Figure record extracts:
——————

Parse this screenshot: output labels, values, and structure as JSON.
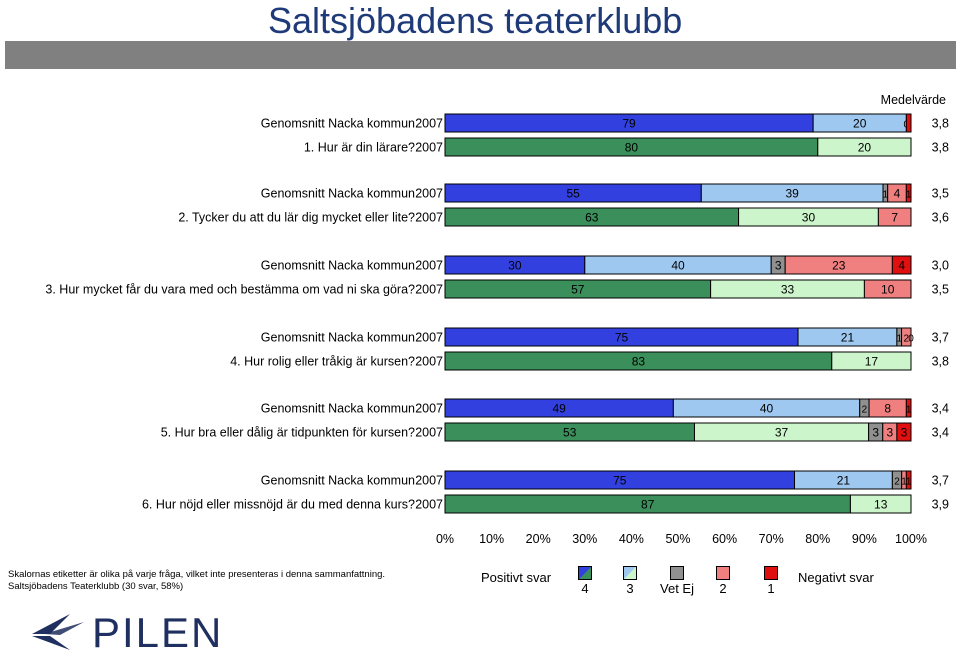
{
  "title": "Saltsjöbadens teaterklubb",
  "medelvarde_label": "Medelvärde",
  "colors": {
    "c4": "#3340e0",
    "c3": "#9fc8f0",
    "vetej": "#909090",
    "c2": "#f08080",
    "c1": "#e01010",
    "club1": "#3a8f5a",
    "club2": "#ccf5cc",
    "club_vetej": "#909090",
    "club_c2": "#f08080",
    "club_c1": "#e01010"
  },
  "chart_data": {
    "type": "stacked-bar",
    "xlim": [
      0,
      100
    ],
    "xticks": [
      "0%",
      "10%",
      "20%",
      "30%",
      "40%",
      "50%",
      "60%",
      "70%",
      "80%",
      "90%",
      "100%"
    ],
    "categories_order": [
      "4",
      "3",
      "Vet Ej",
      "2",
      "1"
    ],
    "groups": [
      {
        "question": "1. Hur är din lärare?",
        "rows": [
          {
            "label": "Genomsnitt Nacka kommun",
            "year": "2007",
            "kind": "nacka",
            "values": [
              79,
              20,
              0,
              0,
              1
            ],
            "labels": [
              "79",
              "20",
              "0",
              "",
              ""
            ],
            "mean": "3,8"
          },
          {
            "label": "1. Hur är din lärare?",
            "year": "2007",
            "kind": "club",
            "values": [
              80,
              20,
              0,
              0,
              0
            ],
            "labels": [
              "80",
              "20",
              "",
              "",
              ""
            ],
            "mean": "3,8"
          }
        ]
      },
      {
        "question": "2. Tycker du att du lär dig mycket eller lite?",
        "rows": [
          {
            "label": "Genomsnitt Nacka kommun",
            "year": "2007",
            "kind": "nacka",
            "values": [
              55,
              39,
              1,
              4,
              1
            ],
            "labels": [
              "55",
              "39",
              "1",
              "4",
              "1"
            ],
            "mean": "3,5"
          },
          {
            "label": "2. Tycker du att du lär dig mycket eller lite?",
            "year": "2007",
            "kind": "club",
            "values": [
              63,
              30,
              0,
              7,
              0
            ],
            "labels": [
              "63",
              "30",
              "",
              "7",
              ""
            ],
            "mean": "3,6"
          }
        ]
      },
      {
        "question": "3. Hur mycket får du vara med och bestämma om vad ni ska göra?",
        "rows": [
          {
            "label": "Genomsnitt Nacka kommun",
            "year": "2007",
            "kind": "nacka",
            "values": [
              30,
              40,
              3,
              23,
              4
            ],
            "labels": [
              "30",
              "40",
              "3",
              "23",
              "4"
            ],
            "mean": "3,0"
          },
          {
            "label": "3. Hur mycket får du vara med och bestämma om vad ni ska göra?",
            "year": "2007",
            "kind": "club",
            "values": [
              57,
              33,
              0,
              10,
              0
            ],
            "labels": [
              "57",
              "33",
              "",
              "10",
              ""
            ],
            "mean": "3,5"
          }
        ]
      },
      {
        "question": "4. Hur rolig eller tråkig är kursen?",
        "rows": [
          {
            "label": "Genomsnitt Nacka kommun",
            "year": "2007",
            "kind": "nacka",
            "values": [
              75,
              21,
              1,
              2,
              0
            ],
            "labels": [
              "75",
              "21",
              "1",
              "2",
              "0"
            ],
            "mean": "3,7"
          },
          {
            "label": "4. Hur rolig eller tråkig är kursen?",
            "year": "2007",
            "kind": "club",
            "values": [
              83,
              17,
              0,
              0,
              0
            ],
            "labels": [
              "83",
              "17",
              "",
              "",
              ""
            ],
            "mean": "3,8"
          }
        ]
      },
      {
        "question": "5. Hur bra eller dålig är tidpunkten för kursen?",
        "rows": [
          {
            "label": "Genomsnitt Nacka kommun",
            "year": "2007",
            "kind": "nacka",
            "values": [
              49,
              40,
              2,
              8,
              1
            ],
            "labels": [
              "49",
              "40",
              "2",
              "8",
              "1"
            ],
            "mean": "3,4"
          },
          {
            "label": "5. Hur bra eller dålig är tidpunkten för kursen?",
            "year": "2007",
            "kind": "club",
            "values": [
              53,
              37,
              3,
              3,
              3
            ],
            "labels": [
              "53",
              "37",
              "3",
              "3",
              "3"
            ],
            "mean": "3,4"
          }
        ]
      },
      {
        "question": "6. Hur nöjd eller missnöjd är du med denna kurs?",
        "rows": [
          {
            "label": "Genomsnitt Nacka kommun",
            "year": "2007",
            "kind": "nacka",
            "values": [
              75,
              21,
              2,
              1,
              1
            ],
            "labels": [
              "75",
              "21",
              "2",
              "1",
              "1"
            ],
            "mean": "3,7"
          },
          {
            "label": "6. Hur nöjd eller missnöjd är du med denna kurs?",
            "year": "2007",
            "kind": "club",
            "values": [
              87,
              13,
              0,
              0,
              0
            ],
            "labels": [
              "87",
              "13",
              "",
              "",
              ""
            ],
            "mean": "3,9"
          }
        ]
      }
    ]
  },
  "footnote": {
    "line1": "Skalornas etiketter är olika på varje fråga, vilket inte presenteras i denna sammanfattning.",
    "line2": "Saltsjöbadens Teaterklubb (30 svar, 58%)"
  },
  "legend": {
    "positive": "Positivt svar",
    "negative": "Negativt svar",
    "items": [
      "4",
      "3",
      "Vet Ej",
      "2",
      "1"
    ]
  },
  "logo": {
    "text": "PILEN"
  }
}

——————

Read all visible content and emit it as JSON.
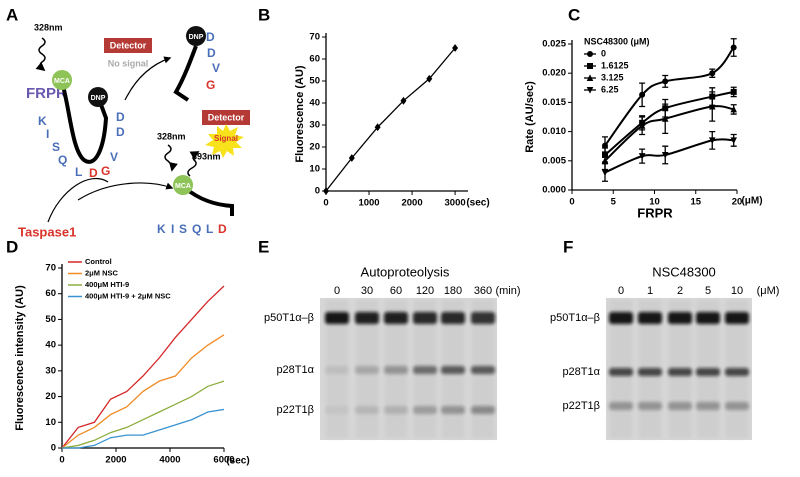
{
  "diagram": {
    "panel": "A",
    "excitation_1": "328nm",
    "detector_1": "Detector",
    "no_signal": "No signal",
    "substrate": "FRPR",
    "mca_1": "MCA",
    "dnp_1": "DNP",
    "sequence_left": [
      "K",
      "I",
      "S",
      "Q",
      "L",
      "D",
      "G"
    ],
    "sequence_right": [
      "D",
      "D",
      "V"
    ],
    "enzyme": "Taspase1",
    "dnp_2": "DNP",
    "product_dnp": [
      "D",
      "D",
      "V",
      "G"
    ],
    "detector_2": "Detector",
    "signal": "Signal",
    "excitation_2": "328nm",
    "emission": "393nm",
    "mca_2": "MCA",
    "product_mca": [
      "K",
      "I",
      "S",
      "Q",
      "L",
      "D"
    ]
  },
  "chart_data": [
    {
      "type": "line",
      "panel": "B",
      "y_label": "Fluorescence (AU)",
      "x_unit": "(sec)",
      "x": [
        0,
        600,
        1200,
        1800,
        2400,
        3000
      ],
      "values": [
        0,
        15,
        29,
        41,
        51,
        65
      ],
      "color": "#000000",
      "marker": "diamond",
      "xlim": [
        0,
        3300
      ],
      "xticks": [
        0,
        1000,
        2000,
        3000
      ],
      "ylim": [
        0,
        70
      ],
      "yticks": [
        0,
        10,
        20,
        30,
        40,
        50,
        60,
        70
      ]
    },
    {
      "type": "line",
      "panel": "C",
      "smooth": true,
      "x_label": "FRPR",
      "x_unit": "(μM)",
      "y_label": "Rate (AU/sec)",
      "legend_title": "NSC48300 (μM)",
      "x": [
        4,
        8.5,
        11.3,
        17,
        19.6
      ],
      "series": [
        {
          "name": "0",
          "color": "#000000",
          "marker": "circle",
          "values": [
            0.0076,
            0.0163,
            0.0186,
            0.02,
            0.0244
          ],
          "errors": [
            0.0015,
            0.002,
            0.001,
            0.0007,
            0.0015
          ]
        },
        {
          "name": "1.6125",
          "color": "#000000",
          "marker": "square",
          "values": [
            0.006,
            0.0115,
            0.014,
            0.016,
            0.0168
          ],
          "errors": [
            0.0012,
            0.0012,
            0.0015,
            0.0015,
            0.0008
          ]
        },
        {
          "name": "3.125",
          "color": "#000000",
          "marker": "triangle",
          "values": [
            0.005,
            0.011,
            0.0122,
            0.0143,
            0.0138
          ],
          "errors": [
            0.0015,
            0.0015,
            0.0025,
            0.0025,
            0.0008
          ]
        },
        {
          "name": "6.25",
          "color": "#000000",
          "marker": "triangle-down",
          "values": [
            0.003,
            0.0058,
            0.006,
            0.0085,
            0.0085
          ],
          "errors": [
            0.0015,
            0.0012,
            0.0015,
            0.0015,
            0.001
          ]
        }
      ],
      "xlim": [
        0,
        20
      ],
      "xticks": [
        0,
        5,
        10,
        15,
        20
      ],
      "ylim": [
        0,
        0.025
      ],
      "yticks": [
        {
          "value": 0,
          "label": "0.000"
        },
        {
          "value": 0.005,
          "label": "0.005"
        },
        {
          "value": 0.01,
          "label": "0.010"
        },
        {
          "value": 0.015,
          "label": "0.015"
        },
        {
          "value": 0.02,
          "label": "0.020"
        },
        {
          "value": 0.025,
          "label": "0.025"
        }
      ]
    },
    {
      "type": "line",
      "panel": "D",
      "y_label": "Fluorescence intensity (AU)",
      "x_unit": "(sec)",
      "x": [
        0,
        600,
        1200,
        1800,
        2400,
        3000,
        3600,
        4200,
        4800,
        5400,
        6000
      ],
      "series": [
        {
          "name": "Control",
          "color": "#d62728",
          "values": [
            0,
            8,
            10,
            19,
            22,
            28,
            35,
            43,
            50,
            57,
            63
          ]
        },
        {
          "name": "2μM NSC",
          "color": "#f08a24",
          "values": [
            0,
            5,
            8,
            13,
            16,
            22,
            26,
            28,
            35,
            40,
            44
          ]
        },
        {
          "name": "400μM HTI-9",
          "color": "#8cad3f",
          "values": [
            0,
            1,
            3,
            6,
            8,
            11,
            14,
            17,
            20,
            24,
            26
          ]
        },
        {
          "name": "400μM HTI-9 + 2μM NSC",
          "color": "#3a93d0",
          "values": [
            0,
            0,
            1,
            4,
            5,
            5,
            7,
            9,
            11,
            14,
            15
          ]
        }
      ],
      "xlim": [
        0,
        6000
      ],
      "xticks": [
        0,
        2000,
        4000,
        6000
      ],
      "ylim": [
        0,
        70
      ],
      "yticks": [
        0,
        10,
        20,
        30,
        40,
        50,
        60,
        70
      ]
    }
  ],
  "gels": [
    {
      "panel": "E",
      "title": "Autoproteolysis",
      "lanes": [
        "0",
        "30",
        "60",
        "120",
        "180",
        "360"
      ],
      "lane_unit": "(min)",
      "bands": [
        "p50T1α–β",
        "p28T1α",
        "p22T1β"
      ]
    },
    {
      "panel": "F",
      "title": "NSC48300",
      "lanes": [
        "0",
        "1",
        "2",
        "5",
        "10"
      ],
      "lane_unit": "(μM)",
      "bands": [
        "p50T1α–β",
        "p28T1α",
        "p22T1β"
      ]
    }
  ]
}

——————

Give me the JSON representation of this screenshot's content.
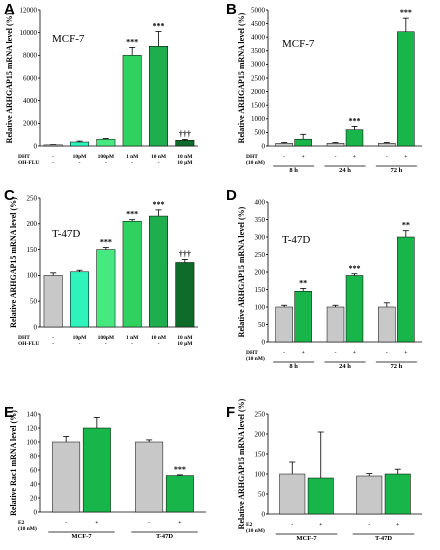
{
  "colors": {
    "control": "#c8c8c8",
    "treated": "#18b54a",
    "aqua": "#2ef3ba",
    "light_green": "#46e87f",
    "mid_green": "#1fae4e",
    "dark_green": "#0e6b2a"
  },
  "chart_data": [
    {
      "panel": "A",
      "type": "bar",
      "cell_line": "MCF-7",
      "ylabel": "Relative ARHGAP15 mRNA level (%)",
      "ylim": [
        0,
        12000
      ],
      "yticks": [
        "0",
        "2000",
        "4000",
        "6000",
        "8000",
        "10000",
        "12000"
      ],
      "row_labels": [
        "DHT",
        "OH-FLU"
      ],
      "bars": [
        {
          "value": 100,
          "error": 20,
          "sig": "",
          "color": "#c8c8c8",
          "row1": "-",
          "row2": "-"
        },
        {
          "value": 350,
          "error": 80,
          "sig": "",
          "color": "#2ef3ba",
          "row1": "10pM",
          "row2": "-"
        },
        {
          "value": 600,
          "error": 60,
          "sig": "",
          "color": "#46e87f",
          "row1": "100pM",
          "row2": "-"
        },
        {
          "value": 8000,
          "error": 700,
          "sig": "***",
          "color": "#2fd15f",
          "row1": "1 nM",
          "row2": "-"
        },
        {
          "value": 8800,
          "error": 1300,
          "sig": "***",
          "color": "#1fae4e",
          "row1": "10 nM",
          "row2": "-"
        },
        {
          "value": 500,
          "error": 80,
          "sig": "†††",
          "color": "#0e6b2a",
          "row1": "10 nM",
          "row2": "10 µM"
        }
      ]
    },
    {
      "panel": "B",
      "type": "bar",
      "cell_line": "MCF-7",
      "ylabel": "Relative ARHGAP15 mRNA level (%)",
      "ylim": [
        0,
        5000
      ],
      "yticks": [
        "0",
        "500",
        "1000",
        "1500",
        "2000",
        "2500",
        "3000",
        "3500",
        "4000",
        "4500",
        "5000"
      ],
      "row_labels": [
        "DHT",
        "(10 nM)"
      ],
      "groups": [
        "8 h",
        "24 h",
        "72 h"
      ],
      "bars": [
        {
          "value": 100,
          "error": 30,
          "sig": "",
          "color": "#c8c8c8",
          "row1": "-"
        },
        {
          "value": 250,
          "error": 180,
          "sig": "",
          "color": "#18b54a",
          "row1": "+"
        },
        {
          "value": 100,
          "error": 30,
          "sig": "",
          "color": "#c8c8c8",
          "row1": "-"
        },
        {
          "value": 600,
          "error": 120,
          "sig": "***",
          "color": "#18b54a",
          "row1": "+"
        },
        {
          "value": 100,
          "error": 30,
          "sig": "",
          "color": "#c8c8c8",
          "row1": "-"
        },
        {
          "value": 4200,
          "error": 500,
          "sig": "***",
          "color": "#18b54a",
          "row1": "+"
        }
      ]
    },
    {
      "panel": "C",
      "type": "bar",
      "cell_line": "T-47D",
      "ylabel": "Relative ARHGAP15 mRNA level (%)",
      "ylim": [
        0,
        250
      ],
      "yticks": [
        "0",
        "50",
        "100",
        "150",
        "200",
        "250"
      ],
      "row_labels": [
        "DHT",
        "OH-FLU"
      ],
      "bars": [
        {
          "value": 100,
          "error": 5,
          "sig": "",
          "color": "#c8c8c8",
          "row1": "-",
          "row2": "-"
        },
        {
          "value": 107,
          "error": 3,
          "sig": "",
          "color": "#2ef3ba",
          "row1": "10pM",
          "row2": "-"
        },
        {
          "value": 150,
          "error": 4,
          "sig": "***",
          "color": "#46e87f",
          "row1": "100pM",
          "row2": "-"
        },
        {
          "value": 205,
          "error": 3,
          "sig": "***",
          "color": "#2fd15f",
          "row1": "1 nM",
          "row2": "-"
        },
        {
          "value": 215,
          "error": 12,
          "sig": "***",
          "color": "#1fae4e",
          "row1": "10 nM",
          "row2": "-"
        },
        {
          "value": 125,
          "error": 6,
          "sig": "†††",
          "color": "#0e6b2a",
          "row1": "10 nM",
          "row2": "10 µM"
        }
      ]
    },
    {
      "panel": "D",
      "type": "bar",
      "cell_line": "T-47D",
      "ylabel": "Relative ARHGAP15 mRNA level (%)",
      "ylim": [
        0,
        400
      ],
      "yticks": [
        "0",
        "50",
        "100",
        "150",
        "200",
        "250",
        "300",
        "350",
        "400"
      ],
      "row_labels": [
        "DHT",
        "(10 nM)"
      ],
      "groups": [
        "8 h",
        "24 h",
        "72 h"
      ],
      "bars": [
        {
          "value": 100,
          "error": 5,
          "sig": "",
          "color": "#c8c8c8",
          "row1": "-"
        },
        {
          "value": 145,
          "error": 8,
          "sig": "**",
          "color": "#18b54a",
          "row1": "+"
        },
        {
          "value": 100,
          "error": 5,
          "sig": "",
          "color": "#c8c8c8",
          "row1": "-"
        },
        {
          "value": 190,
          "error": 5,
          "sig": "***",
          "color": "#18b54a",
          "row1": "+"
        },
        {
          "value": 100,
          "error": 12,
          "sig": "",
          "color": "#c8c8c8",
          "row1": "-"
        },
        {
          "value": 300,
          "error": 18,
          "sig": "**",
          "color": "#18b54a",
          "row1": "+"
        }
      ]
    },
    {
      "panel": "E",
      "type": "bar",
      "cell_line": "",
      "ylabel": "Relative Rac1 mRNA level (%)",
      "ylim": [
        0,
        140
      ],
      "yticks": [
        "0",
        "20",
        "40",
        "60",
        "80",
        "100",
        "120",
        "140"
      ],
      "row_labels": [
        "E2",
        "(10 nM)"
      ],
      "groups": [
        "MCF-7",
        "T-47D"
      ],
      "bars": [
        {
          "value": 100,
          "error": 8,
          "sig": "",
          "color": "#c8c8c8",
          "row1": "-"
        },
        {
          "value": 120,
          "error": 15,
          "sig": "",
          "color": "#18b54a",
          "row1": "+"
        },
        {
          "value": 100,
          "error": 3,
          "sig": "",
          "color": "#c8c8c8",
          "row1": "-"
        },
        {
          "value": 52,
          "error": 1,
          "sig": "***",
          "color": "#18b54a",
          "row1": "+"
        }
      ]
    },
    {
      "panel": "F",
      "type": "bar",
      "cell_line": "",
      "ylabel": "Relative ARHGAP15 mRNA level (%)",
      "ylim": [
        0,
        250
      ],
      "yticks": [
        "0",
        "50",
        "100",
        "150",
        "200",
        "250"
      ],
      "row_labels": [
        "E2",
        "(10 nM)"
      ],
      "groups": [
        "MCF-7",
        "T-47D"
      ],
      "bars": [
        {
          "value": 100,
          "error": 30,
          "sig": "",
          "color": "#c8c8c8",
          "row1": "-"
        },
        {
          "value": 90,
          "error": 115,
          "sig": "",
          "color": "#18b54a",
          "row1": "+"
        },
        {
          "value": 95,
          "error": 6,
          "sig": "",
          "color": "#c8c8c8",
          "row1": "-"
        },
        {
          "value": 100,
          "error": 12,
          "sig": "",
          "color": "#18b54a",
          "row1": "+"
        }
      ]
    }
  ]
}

——————

> **Work order**: Whenever a line of the records holds the string "lärare", pick it out and copy it.

> **Your response**:
        "question": "1. Hur är din lärare?",
            "label": "1. Hur är din lärare?",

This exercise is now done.